■ **Passage**:
Does the Cuban Revolution Support the Ideas of Marti?

By Osmel Ramirez Alvarez

Jose Marti and Fidel Castro. Illustration: radiohabana.cu

HAVANA TIMES — Our Apostle’s birthday recently passed us once again and remembering his ideas forces us to reflect upon their validity and usefulness in the country’s current landscape. I’ve already said it before that it was reading Marti that I became a real patriot: I polished my ethics, I cleaned up my values and I gained vision. There’s no greater school than his prolific work; there is allusion in all his writings about every subject and nothing is superfluous.

Ever since its beginning the Cuban Revolution has claimed to be inspired by the teachings of the most internationally renowned Cuban. Fidel affirmed that Marti was the intellectual author of the events at the Moncada Barracks (1952) and was the inspiration behind it or at least a slogan used, the fact that those young people from the generation 100 years after our Apostle, with their moral duty to do something for Cuba, for the Cuba he dreamed for us and died for.

Fidel’s Revolution might have well been a Marti-esque Revolution, because that’s how it was conceived; but it was impossible for this Revolution to be both Marxist and Marti-esque at the same time. We already know about the dichotomy between both intellectuals as after the German wise man’s death, our National Hero wrote an extremely eloquent article, where he made his position on this subject very clear; and he hit the nail on the head. Furthermore, the Revolution itself and its Marxist-Leninist ideology ended up pigeonholing intellectuals like him in the derogatory classification of the best and most revolutionary of liberal bourgeois thought.

Looking at these phrases, both valid and eye-opening, from a famous letter he wrote to General Maximo Gomez when he left the Gomez-Maceo Plan for Independence because of ethical and political differences, we can each analyze whether each of these prove the Cuban Revolution to support Marti’s ideas or not:

  • “… public freedoms, (are the) only dignified reason to take a country to war.” (1)
  • “A nation isn’t run like a military camp.” (1)
  • “…just as everyone who gives his life in the service of a great idea is admirable, he who makes use of a great idea to serve his personal hopes of glory or power is abominable, even though he may risk his life for those hopes.” (1)
  • “To respect a people that loves and depends on us is the highest form of greatness. To make use of its grief and enthusiasm for our own gain would be the worst ignominy.” (1)

■ **To-do list**:
a – Answer these questions from the article on Marti and the Cuban Revolution:
(i) What did Fidel affirm Marti was in relation to the events at the Moncada Barracks?
(ii) To whom did Marti write the famous letter from which the phrases are quoted?
(iii) According to one quoted phrase, what isn't run like a military camp?
b – In the records, rewrite the lines from the start through the line holding "473, 359, 490]", inclusive, changing "bullet-icon" to "bullet-marker" and keeping everything else the same.

■ **Data for this exercise**:
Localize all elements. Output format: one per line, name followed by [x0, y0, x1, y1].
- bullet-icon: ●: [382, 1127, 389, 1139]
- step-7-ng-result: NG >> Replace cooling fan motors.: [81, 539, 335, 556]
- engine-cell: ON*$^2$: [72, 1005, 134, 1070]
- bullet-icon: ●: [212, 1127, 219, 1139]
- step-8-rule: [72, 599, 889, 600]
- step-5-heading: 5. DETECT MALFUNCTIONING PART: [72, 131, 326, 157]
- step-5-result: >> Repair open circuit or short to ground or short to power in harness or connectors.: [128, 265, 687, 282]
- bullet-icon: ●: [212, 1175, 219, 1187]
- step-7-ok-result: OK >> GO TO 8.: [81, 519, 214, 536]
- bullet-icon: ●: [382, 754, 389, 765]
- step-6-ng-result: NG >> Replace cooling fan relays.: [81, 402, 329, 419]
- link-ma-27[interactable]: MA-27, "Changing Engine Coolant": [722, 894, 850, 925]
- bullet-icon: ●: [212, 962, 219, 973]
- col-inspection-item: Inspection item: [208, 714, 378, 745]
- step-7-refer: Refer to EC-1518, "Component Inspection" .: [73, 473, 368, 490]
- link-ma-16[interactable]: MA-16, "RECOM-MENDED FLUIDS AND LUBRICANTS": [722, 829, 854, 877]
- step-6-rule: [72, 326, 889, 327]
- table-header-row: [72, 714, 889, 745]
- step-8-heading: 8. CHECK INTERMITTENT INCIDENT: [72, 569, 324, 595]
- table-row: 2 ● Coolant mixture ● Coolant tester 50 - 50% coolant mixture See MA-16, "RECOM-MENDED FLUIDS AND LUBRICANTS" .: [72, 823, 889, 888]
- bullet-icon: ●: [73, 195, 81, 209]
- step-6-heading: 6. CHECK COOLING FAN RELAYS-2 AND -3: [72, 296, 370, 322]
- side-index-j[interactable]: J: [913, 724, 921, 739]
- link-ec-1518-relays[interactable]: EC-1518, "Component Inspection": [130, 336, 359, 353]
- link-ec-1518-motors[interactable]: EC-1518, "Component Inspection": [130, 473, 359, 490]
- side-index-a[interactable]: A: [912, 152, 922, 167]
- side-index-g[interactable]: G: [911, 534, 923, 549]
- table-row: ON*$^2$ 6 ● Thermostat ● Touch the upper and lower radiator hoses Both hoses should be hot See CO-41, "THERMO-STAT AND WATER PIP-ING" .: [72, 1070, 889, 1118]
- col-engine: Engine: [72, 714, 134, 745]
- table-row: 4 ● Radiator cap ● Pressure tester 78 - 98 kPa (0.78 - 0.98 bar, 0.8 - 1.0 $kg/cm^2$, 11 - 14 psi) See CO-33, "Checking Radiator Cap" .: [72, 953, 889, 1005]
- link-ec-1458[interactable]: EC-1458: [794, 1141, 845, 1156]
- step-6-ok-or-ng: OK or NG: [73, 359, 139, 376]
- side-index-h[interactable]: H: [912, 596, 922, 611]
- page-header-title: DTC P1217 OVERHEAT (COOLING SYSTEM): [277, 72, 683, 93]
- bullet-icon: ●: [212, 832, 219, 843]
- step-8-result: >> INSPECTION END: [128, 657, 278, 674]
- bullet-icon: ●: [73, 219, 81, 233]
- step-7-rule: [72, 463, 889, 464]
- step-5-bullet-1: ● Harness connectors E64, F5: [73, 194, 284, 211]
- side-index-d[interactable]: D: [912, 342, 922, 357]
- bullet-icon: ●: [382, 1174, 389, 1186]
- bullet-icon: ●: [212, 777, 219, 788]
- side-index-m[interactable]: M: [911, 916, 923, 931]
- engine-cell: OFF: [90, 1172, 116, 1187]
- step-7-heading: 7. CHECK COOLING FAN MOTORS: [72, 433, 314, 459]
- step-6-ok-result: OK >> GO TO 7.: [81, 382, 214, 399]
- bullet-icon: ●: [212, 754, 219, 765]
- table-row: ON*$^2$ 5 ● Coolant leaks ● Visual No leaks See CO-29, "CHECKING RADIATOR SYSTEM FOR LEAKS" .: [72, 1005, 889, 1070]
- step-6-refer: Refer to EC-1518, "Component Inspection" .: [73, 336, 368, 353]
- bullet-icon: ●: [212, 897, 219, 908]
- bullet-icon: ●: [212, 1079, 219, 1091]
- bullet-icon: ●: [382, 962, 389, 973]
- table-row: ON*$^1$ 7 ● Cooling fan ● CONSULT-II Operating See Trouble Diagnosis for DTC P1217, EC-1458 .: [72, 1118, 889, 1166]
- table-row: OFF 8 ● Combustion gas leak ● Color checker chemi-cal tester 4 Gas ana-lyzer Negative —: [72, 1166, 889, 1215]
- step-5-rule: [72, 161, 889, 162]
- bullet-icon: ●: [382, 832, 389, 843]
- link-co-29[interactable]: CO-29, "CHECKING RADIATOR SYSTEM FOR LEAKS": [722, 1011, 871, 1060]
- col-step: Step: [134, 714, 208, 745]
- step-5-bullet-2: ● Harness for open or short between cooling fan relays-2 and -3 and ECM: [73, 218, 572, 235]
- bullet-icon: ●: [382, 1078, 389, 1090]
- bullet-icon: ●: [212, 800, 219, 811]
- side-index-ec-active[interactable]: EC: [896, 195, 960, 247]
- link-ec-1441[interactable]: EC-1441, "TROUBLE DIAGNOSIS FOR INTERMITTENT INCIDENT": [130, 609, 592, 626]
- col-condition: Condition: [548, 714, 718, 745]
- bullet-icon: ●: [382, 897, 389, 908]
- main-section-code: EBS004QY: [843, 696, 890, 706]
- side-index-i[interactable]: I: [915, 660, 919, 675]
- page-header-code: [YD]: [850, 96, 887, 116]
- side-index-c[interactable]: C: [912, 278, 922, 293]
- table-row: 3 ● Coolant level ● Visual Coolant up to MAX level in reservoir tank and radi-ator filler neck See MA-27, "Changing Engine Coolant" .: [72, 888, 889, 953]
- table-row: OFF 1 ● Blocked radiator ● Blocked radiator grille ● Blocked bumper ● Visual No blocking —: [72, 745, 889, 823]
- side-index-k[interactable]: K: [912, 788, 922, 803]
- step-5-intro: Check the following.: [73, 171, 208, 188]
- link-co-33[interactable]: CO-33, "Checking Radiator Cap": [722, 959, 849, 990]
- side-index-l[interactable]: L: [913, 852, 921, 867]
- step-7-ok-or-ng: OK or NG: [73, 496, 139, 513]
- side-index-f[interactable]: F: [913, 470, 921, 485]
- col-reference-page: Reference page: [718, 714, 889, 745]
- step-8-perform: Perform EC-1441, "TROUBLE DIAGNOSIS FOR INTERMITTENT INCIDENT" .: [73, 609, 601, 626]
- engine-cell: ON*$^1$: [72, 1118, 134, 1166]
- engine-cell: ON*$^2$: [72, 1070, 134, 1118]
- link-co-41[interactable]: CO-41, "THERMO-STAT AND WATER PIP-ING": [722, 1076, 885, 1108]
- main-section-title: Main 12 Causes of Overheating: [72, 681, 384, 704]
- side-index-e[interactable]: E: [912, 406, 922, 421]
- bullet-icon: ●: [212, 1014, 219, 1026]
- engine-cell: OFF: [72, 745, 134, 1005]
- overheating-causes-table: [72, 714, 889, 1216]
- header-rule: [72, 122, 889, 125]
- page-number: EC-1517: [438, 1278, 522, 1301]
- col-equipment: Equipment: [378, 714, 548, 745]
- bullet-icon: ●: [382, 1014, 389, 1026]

■ **The responses**:
a –
(i) The intellectual author of those events.
(ii) General Maximo Gomez.
(iii) A nation.

b –
Localize all elements. Output format: one per line, name followed by [x0, y0, x1, y1].
- bullet-marker: ●: [382, 1127, 389, 1139]
- step-7-ng-result: NG >> Replace cooling fan motors.: [81, 539, 335, 556]
- engine-cell: ON*$^2$: [72, 1005, 134, 1070]
- bullet-marker: ●: [212, 1127, 219, 1139]
- step-8-rule: [72, 599, 889, 600]
- step-5-heading: 5. DETECT MALFUNCTIONING PART: [72, 131, 326, 157]
- step-5-result: >> Repair open circuit or short to ground or short to power in harness or connectors.: [128, 265, 687, 282]
- bullet-marker: ●: [212, 1175, 219, 1187]
- step-7-ok-result: OK >> GO TO 8.: [81, 519, 214, 536]
- bullet-marker: ●: [382, 754, 389, 765]
- step-6-ng-result: NG >> Replace cooling fan relays.: [81, 402, 329, 419]
- link-ma-27[interactable]: MA-27, "Changing Engine Coolant": [722, 894, 850, 925]
- bullet-marker: ●: [212, 962, 219, 973]
- col-inspection-item: Inspection item: [208, 714, 378, 745]
- step-7-refer: Refer to EC-1518, "Component Inspection" .: [73, 473, 368, 490]
- link-ma-16[interactable]: MA-16, "RECOM-MENDED FLUIDS AND LUBRICANTS": [722, 829, 854, 877]
- step-6-rule: [72, 326, 889, 327]
- table-header-row: [72, 714, 889, 745]
- step-8-heading: 8. CHECK INTERMITTENT INCIDENT: [72, 569, 324, 595]
- table-row: 2 ● Coolant mixture ● Coolant tester 50 - 50% coolant mixture See MA-16, "RECOM-MENDED FLUIDS AND LUBRICANTS" .: [72, 823, 889, 888]
- bullet-marker: ●: [73, 195, 81, 209]
- step-6-heading: 6. CHECK COOLING FAN RELAYS-2 AND -3: [72, 296, 370, 322]
- side-index-j[interactable]: J: [913, 724, 921, 739]
- link-ec-1518-relays[interactable]: EC-1518, "Component Inspection": [130, 336, 359, 353]
- link-ec-1518-motors[interactable]: EC-1518, "Component Inspection": [130, 473, 359, 490]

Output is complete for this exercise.